What is needed: Filter the entries that follow, copying every line in which the word "name" appears.

[Records that describe figures]
···

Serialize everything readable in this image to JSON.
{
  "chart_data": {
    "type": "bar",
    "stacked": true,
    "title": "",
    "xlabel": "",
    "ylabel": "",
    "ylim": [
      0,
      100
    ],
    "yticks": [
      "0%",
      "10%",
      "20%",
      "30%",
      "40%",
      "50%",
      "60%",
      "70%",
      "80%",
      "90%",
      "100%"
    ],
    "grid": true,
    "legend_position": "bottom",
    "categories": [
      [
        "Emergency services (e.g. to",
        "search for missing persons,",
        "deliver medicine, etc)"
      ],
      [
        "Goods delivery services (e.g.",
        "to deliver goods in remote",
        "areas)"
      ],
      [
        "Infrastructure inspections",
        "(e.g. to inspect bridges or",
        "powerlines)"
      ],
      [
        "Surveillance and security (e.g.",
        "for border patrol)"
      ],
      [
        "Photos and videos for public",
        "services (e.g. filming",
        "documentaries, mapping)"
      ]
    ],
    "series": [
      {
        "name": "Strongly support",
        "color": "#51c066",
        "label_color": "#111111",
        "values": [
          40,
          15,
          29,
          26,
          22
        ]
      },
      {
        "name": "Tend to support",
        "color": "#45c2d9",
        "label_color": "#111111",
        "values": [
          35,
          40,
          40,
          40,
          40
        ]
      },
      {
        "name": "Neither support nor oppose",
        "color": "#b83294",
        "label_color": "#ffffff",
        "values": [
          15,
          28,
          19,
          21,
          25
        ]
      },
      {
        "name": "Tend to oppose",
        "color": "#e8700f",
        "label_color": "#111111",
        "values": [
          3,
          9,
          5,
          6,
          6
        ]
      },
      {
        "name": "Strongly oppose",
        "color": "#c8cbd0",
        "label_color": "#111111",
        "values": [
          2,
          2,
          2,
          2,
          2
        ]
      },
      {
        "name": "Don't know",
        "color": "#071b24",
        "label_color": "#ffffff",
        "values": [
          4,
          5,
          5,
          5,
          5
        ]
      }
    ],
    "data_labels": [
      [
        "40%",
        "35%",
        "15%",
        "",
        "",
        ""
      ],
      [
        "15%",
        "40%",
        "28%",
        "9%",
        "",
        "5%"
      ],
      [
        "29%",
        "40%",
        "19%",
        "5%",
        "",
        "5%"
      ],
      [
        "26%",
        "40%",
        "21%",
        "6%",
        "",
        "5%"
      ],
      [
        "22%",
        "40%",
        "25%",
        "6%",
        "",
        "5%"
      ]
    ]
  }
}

···

Exercise answer:
        "name": "Strongly support",
        "name": "Tend to support",
        "name": "Neither support nor oppose",
        "name": "Tend to oppose",
        "name": "Strongly oppose",
        "name": "Don't know",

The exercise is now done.